EXERCISE GOAL:
Copy the lines of the listing verbatim, starting at the line that contains "colorbar-tick-label: 0.1 [824, 644, 854, 666]" and ending with the line that contains "colorbar-band [791, 481, 818, 516]", both included.

Listing excerpted from a collection:
▽
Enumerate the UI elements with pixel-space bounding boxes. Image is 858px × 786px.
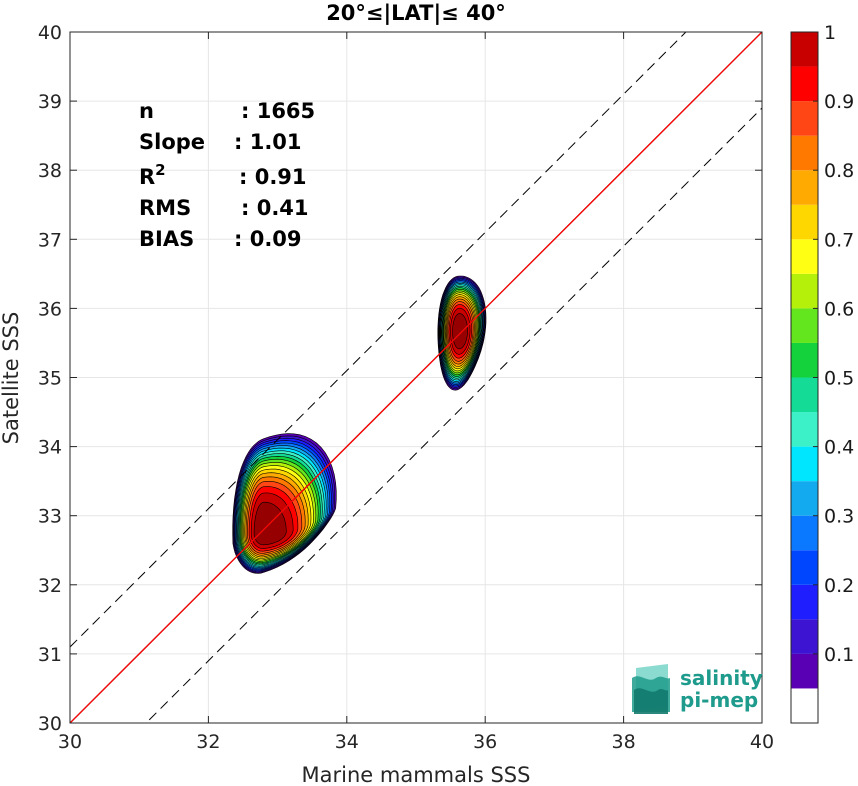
colorbar-tick-label: 0.1 [824, 644, 854, 666]
colorbar-band [791, 135, 818, 171]
colorbar-band [791, 446, 818, 482]
colorbar-band [791, 342, 818, 378]
colorbar-band [791, 619, 818, 654]
line-upper-bound [70, 32, 687, 648]
stat-value: : 1.01 [234, 130, 302, 154]
y-tick-label: 35 [38, 368, 62, 390]
y-tick-label: 37 [38, 229, 62, 251]
colorbar-band [791, 688, 818, 723]
salinity-pi-mep-logo: salinity pi-mep [632, 664, 763, 714]
logo-text-pi-mep: pi-mep [680, 688, 758, 712]
colorbar-band [791, 308, 818, 343]
colorbar-band [791, 32, 818, 67]
stat-superscript: 2 [155, 161, 165, 179]
stat-value: : 1665 [241, 99, 315, 123]
colorbar-band [791, 170, 818, 205]
colorbar-band [791, 515, 818, 551]
colorbar: 0.1 0.2 0.3 0.4 0.5 0.6 0.7 0.8 0.9 1 [790, 22, 854, 724]
colorbar-tick-label: 0.6 [824, 298, 854, 320]
x-tick-label: 30 [58, 731, 82, 753]
colorbar-tick-label: 0.9 [824, 91, 854, 113]
stat-name: RMS [139, 196, 191, 220]
colorbar-band [791, 101, 818, 136]
y-tick-label: 36 [38, 298, 62, 320]
y-axis: 30 31 32 33 34 35 36 37 38 39 40 [38, 22, 762, 735]
colorbar-band [791, 273, 818, 309]
x-axis: 30 32 34 36 38 40 [58, 32, 774, 753]
y-tick-label: 30 [38, 713, 62, 735]
colorbar-tick-label: 0.5 [824, 368, 854, 390]
y-tick-label: 40 [38, 22, 62, 44]
colorbar-band [791, 481, 818, 516]
colorbar-tick-label: 0.8 [824, 160, 854, 182]
y-tick-label: 31 [38, 644, 62, 666]
y-tick-label: 34 [38, 437, 62, 459]
x-tick-label: 36 [473, 731, 497, 753]
x-tick-label: 40 [750, 731, 774, 753]
colorbar-tick-label: 0.2 [824, 575, 854, 597]
stat-value: : 0.91 [239, 165, 307, 189]
colorbar-band [791, 66, 818, 102]
x-tick-label: 32 [196, 731, 220, 753]
stat-name: Slope [139, 130, 205, 154]
colorbar-band [791, 377, 818, 413]
stat-value: : 0.09 [234, 227, 302, 251]
stat-value: : 0.41 [241, 196, 309, 220]
y-tick-label: 38 [38, 160, 62, 182]
y-tick-label: 33 [38, 506, 62, 528]
logo-text-salinity: salinity [680, 666, 763, 690]
colorbar-tick-label: 0.4 [824, 437, 854, 459]
grid [69, 31, 763, 724]
y-tick-label: 32 [38, 575, 62, 597]
line-lower-bound [145, 107, 762, 723]
chart-title: 20°≤|LAT|≤ 40° [326, 1, 506, 26]
colorbar-tick-label: 0.7 [824, 229, 854, 251]
y-axis-label: Satellite SSS [0, 312, 23, 445]
x-axis-label: Marine mammals SSS [302, 763, 531, 786]
x-tick-label: 34 [335, 731, 359, 753]
contour-band [452, 313, 468, 350]
reference-lines [70, 32, 762, 723]
colorbar-band [791, 584, 818, 620]
logo-icon [632, 664, 670, 714]
y-tick-label: 39 [38, 91, 62, 113]
density-contours [232, 275, 487, 574]
colorbar-band [791, 653, 818, 689]
stat-name: n [139, 99, 154, 123]
stat-name: BIAS [139, 227, 194, 251]
line-regression [70, 32, 762, 723]
colorbar-band [791, 239, 818, 274]
colorbar-band [791, 412, 818, 447]
colorbar-tick-label: 1 [824, 22, 836, 44]
colorbar-band [791, 550, 818, 585]
colorbar-band [791, 204, 818, 240]
x-tick-label: 38 [612, 731, 636, 753]
colorbar-tick-label: 0.3 [824, 506, 854, 528]
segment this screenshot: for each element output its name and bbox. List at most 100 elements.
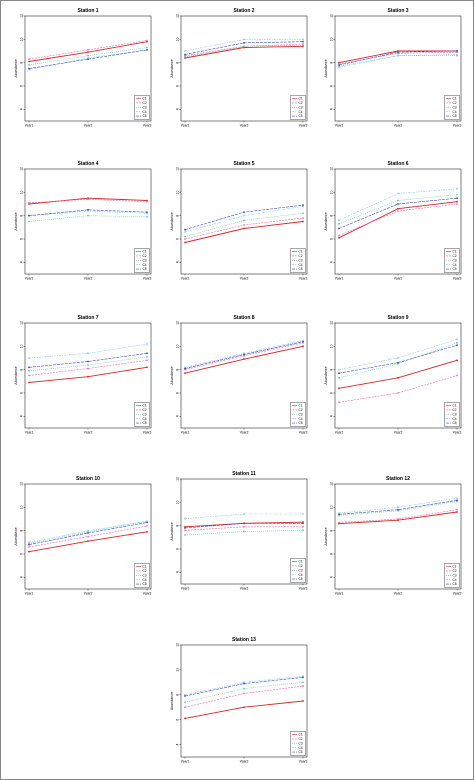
series-line-c1 — [184, 700, 304, 719]
legend-label: C5 — [299, 421, 303, 425]
x-tick-label: Year3 — [299, 431, 308, 435]
legend-label: C2 — [299, 564, 303, 568]
series-line-c3 — [338, 342, 458, 379]
legend-box — [134, 95, 150, 120]
plot-frame — [180, 15, 308, 122]
data-point-c4 — [302, 38, 304, 41]
data-point-c4 — [302, 513, 304, 515]
data-point-c4 — [243, 38, 245, 41]
y-tick-label: 6 — [20, 238, 24, 240]
data-point-c5 — [87, 532, 89, 534]
y-tick-label: 10 — [20, 190, 24, 194]
legend-box — [444, 248, 460, 273]
y-tick-label: 10 — [20, 344, 24, 348]
series-line-c3 — [28, 356, 148, 372]
x-tick-label: Year1 — [181, 277, 190, 281]
legend-label: C4 — [143, 417, 147, 421]
chart-station-2: Station 2 4 6 8 10 12 Abundance Year1 Year2 Year3… — [170, 8, 308, 128]
data-point-c5 — [338, 64, 340, 66]
y-tick-label: 6 — [330, 85, 334, 87]
y-tick-label: 8 — [330, 369, 334, 371]
data-point-c2 — [338, 234, 340, 237]
y-tick-label: 4 — [176, 415, 180, 417]
y-axis-label: Abundance — [170, 692, 174, 710]
data-point-c5 — [456, 50, 458, 52]
y-tick-label: 6 — [176, 85, 180, 87]
legend-label: C2 — [143, 101, 147, 105]
legend-label: C3 — [453, 258, 457, 262]
x-tick-label: Year1 — [25, 431, 34, 435]
data-point-c1 — [28, 381, 30, 384]
data-point-c1 — [338, 236, 340, 239]
y-tick-label: 8 — [176, 62, 180, 64]
series-line-c4 — [28, 210, 148, 216]
legend-label: C1 — [143, 97, 147, 101]
data-point-c5 — [243, 522, 245, 525]
legend-label: C3 — [299, 412, 303, 416]
legend-label: C3 — [143, 105, 147, 109]
data-point-c5 — [28, 543, 30, 546]
y-tick-label: 12 — [330, 167, 334, 171]
y-tick-label: 12 — [176, 643, 180, 647]
data-point-c2 — [456, 374, 458, 377]
series-line-c3 — [338, 194, 458, 225]
series-line-c4 — [184, 675, 304, 696]
data-point-c4 — [184, 231, 186, 233]
x-tick-label: Year3 — [453, 124, 462, 128]
legend-label: C4 — [299, 263, 303, 267]
data-point-c2 — [338, 401, 340, 404]
data-point-c4 — [28, 357, 30, 359]
data-point-c3 — [338, 376, 340, 379]
y-tick-label: 12 — [330, 482, 334, 486]
legend-label: C2 — [453, 569, 457, 573]
data-point-c1 — [302, 700, 304, 702]
data-point-c4 — [338, 219, 340, 222]
data-point-c1 — [87, 375, 89, 378]
series-line-c1 — [338, 511, 458, 525]
y-tick-label: 6 — [330, 238, 334, 240]
legend-label: C2 — [299, 101, 303, 105]
data-point-c2 — [184, 706, 186, 709]
data-point-c1 — [456, 200, 458, 203]
chart-station-11: Station 11 4 6 8 10 12 Abundance Year1 Year2 Year… — [170, 471, 307, 591]
data-point-c1 — [87, 51, 89, 54]
chart-title: Station 10 — [76, 476, 100, 482]
y-tick-label: 10 — [330, 190, 334, 194]
data-point-c3 — [302, 44, 304, 47]
legend-label: C1 — [143, 565, 147, 569]
y-tick-label: 4 — [176, 744, 180, 746]
legend-label: C2 — [299, 408, 303, 412]
y-tick-label: 8 — [20, 215, 24, 217]
chart-title: Station 12 — [386, 476, 410, 482]
y-axis-label: Abundance — [170, 212, 174, 230]
y-tick-label: 12 — [330, 14, 334, 18]
data-point-c1 — [87, 540, 89, 543]
y-tick-label: 8 — [330, 215, 334, 217]
x-tick-label: Year1 — [25, 277, 34, 281]
y-tick-label: 4 — [330, 108, 334, 110]
legend-box — [290, 248, 306, 273]
data-point-c4 — [456, 187, 458, 190]
legend-label: C1 — [453, 404, 457, 408]
plot-frame — [334, 483, 462, 590]
data-point-c2 — [28, 58, 30, 61]
data-point-c4 — [87, 529, 89, 532]
chart-title: Station 11 — [232, 471, 256, 477]
plot-frame — [180, 322, 308, 429]
data-point-c5 — [302, 522, 304, 525]
x-tick-label: Year1 — [335, 592, 344, 596]
legend-label: C5 — [299, 750, 303, 754]
chart-title: Station 6 — [387, 161, 408, 167]
y-tick-label: 8 — [176, 525, 180, 527]
data-point-c2 — [87, 367, 89, 370]
chart-station-9: Station 9 4 6 8 10 12 Abundance Year1 Year2 Year3… — [324, 315, 461, 435]
plot-frame — [24, 15, 152, 122]
data-point-c5 — [456, 344, 458, 347]
data-point-c2 — [338, 521, 340, 524]
x-tick-label: Year1 — [335, 431, 344, 435]
legend-label: C5 — [143, 421, 147, 425]
legend-label: C2 — [453, 408, 457, 412]
y-tick-label: 8 — [176, 369, 180, 371]
legend-label: C5 — [299, 114, 303, 118]
data-point-c3 — [302, 529, 304, 532]
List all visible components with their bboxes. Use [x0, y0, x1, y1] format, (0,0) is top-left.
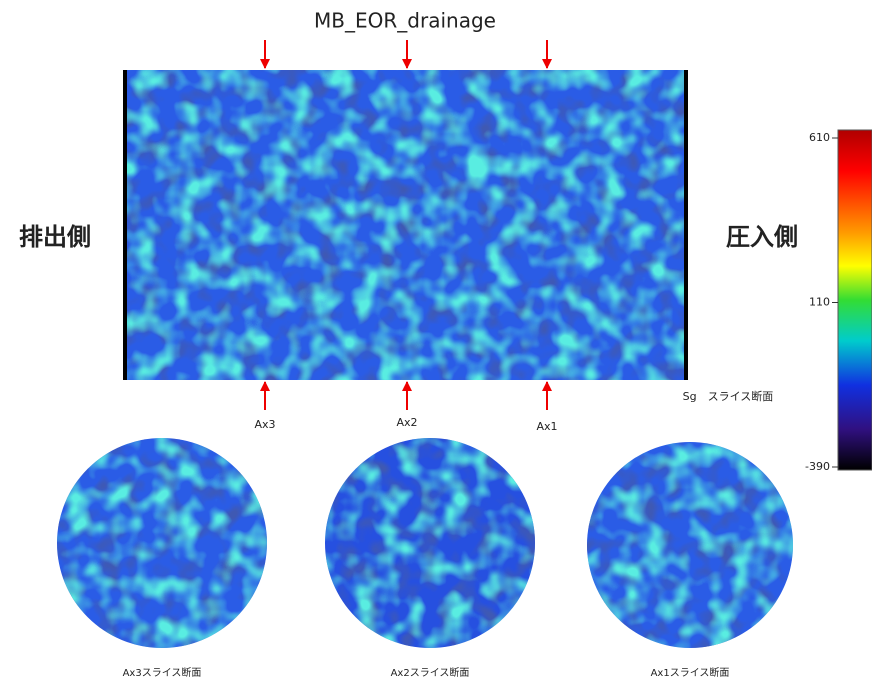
axis-label: Ax2	[396, 416, 417, 429]
axis-label: Ax1	[536, 420, 557, 433]
colorbar-tick-label: 610	[809, 131, 830, 144]
slice-caption: Ax3スライス断面	[123, 666, 202, 679]
colorbar-tick-label: -390	[805, 460, 830, 473]
axis-label: Ax3	[254, 418, 275, 431]
slice-circles	[57, 438, 793, 648]
slice-caption: Ax2スライス断面	[391, 666, 470, 679]
slice-caption: Ax1スライス断面	[651, 666, 730, 679]
figure: MB_EOR_drainage Ax3 Ax2 Ax1 排出側 圧入側 Sg ス…	[0, 0, 872, 683]
title: MB_EOR_drainage	[314, 9, 496, 33]
colorbar	[838, 130, 872, 470]
right-label: 圧入側	[726, 223, 798, 251]
main-slice	[123, 70, 688, 380]
section-caption: Sg スライス断面	[683, 389, 774, 403]
left-label: 排出側	[19, 223, 91, 251]
colorbar-tick-label: 110	[809, 296, 830, 309]
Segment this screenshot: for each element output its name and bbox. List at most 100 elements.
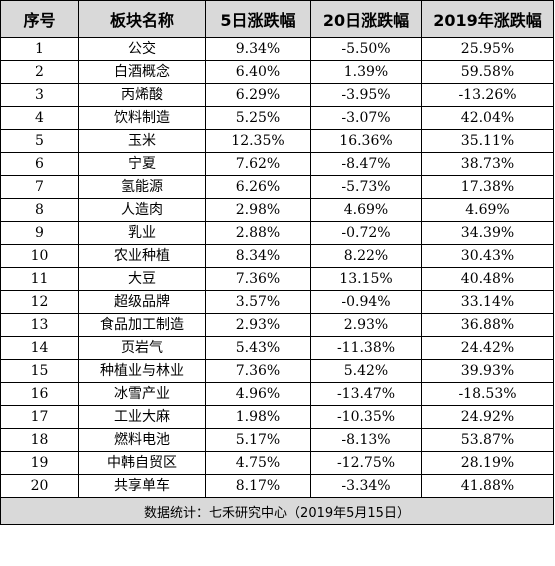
cell-index: 14: [0, 336, 79, 360]
cell-5day-change: 8.34%: [205, 244, 311, 268]
cell-5day-change: 7.36%: [205, 359, 311, 383]
cell-20day-change: -10.35%: [310, 405, 422, 429]
table-row: 19 中韩自贸区 4.75% -12.75% 28.19%: [0, 451, 554, 475]
cell-index: 17: [0, 405, 79, 429]
cell-index: 5: [0, 129, 79, 153]
cell-5day-change: 4.96%: [205, 382, 311, 406]
footer-row: 数据统计：七禾研究中心（2019年5月15日）: [0, 497, 554, 525]
cell-5day-change: 3.57%: [205, 290, 311, 314]
header-row: 序号 板块名称 5日涨跌幅 20日涨跌幅 2019年涨跌幅: [0, 0, 554, 38]
cell-20day-change: 13.15%: [310, 267, 422, 291]
cell-sector-name: 大豆: [78, 267, 206, 291]
cell-5day-change: 5.43%: [205, 336, 311, 360]
cell-20day-change: -5.73%: [310, 175, 422, 199]
cell-20day-change: -3.07%: [310, 106, 422, 130]
cell-sector-name: 氢能源: [78, 175, 206, 199]
cell-sector-name: 共享单车: [78, 474, 206, 498]
cell-sector-name: 中韩自贸区: [78, 451, 206, 475]
cell-sector-name: 丙烯酸: [78, 83, 206, 107]
cell-sector-name: 人造肉: [78, 198, 206, 222]
cell-20day-change: -12.75%: [310, 451, 422, 475]
header-5day-change: 5日涨跌幅: [205, 0, 311, 38]
cell-20day-change: 4.69%: [310, 198, 422, 222]
cell-2019-change: -18.53%: [421, 382, 554, 406]
cell-index: 9: [0, 221, 79, 245]
table-row: 13 食品加工制造 2.93% 2.93% 36.88%: [0, 313, 554, 337]
table-row: 7 氢能源 6.26% -5.73% 17.38%: [0, 175, 554, 199]
table-row: 12 超级品牌 3.57% -0.94% 33.14%: [0, 290, 554, 314]
cell-20day-change: -13.47%: [310, 382, 422, 406]
cell-sector-name: 白酒概念: [78, 60, 206, 84]
cell-index: 4: [0, 106, 79, 130]
cell-5day-change: 2.88%: [205, 221, 311, 245]
cell-20day-change: 16.36%: [310, 129, 422, 153]
cell-index: 10: [0, 244, 79, 268]
cell-index: 2: [0, 60, 79, 84]
cell-20day-change: -3.95%: [310, 83, 422, 107]
cell-sector-name: 公交: [78, 37, 206, 61]
cell-5day-change: 5.17%: [205, 428, 311, 452]
table-row: 17 工业大麻 1.98% -10.35% 24.92%: [0, 405, 554, 429]
cell-5day-change: 12.35%: [205, 129, 311, 153]
cell-index: 16: [0, 382, 79, 406]
cell-2019-change: 25.95%: [421, 37, 554, 61]
cell-sector-name: 乳业: [78, 221, 206, 245]
cell-sector-name: 燃料电池: [78, 428, 206, 452]
cell-index: 12: [0, 290, 79, 314]
cell-20day-change: -11.38%: [310, 336, 422, 360]
cell-sector-name: 冰雪产业: [78, 382, 206, 406]
cell-5day-change: 6.40%: [205, 60, 311, 84]
table-row: 6 宁夏 7.62% -8.47% 38.73%: [0, 152, 554, 176]
cell-2019-change: 24.42%: [421, 336, 554, 360]
header-2019-change: 2019年涨跌幅: [421, 0, 554, 38]
cell-5day-change: 6.29%: [205, 83, 311, 107]
cell-index: 7: [0, 175, 79, 199]
cell-index: 18: [0, 428, 79, 452]
cell-sector-name: 工业大麻: [78, 405, 206, 429]
header-index: 序号: [0, 0, 79, 38]
table-row: 20 共享单车 8.17% -3.34% 41.88%: [0, 474, 554, 498]
cell-sector-name: 食品加工制造: [78, 313, 206, 337]
cell-2019-change: -13.26%: [421, 83, 554, 107]
cell-20day-change: -8.47%: [310, 152, 422, 176]
cell-20day-change: -8.13%: [310, 428, 422, 452]
table-row: 5 玉米 12.35% 16.36% 35.11%: [0, 129, 554, 153]
cell-2019-change: 42.04%: [421, 106, 554, 130]
cell-2019-change: 38.73%: [421, 152, 554, 176]
cell-2019-change: 40.48%: [421, 267, 554, 291]
cell-2019-change: 33.14%: [421, 290, 554, 314]
cell-2019-change: 41.88%: [421, 474, 554, 498]
cell-20day-change: -3.34%: [310, 474, 422, 498]
cell-index: 15: [0, 359, 79, 383]
cell-sector-name: 种植业与林业: [78, 359, 206, 383]
header-sector-name: 板块名称: [78, 0, 206, 38]
cell-2019-change: 59.58%: [421, 60, 554, 84]
cell-index: 3: [0, 83, 79, 107]
cell-5day-change: 7.36%: [205, 267, 311, 291]
cell-20day-change: -0.94%: [310, 290, 422, 314]
cell-2019-change: 53.87%: [421, 428, 554, 452]
cell-2019-change: 17.38%: [421, 175, 554, 199]
cell-5day-change: 4.75%: [205, 451, 311, 475]
table-row: 16 冰雪产业 4.96% -13.47% -18.53%: [0, 382, 554, 406]
cell-5day-change: 1.98%: [205, 405, 311, 429]
cell-2019-change: 35.11%: [421, 129, 554, 153]
table-row: 9 乳业 2.88% -0.72% 34.39%: [0, 221, 554, 245]
cell-index: 1: [0, 37, 79, 61]
table-row: 18 燃料电池 5.17% -8.13% 53.87%: [0, 428, 554, 452]
cell-2019-change: 24.92%: [421, 405, 554, 429]
table-row: 10 农业种植 8.34% 8.22% 30.43%: [0, 244, 554, 268]
cell-20day-change: 2.93%: [310, 313, 422, 337]
cell-20day-change: -0.72%: [310, 221, 422, 245]
cell-index: 6: [0, 152, 79, 176]
cell-5day-change: 9.34%: [205, 37, 311, 61]
table-body: 1 公交 9.34% -5.50% 25.95% 2 白酒概念 6.40% 1.39% 59.58…: [0, 37, 554, 498]
cell-20day-change: -5.50%: [310, 37, 422, 61]
cell-index: 19: [0, 451, 79, 475]
cell-5day-change: 2.93%: [205, 313, 311, 337]
table-row: 11 大豆 7.36% 13.15% 40.48%: [0, 267, 554, 291]
table-row: 14 页岩气 5.43% -11.38% 24.42%: [0, 336, 554, 360]
cell-5day-change: 5.25%: [205, 106, 311, 130]
cell-sector-name: 超级品牌: [78, 290, 206, 314]
cell-sector-name: 饮料制造: [78, 106, 206, 130]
△
OUTPUT FOR THIS TASK:
colorbar-tick-label: 0.1 [824, 644, 854, 666]
colorbar-band [791, 135, 818, 171]
colorbar-band [791, 446, 818, 482]
colorbar-band [791, 342, 818, 378]
colorbar-band [791, 619, 818, 654]
line-upper-bound [70, 32, 687, 648]
stat-value: : 1.01 [234, 130, 302, 154]
y-tick-label: 35 [38, 368, 62, 390]
y-tick-label: 37 [38, 229, 62, 251]
colorbar-band [791, 688, 818, 723]
salinity-pi-mep-logo: salinity pi-mep [632, 664, 763, 714]
logo-text-pi-mep: pi-mep [680, 688, 758, 712]
colorbar-band [791, 308, 818, 343]
colorbar-band [791, 32, 818, 67]
stat-superscript: 2 [155, 161, 165, 179]
stat-value: : 1665 [241, 99, 315, 123]
colorbar-band [791, 170, 818, 205]
colorbar-band [791, 515, 818, 551]
colorbar: 0.1 0.2 0.3 0.4 0.5 0.6 0.7 0.8 0.9 1 [790, 22, 854, 724]
colorbar-tick-label: 0.6 [824, 298, 854, 320]
x-tick-label: 30 [58, 731, 82, 753]
colorbar-tick-label: 0.9 [824, 91, 854, 113]
stat-name: RMS [139, 196, 191, 220]
colorbar-band [791, 101, 818, 136]
y-tick-label: 36 [38, 298, 62, 320]
y-axis: 30 31 32 33 34 35 36 37 38 39 40 [38, 22, 762, 735]
colorbar-band [791, 273, 818, 309]
x-axis: 30 32 34 36 38 40 [58, 32, 774, 753]
y-tick-label: 30 [38, 713, 62, 735]
colorbar-tick-label: 0.5 [824, 368, 854, 390]
y-tick-label: 40 [38, 22, 62, 44]
colorbar-band [791, 481, 818, 516]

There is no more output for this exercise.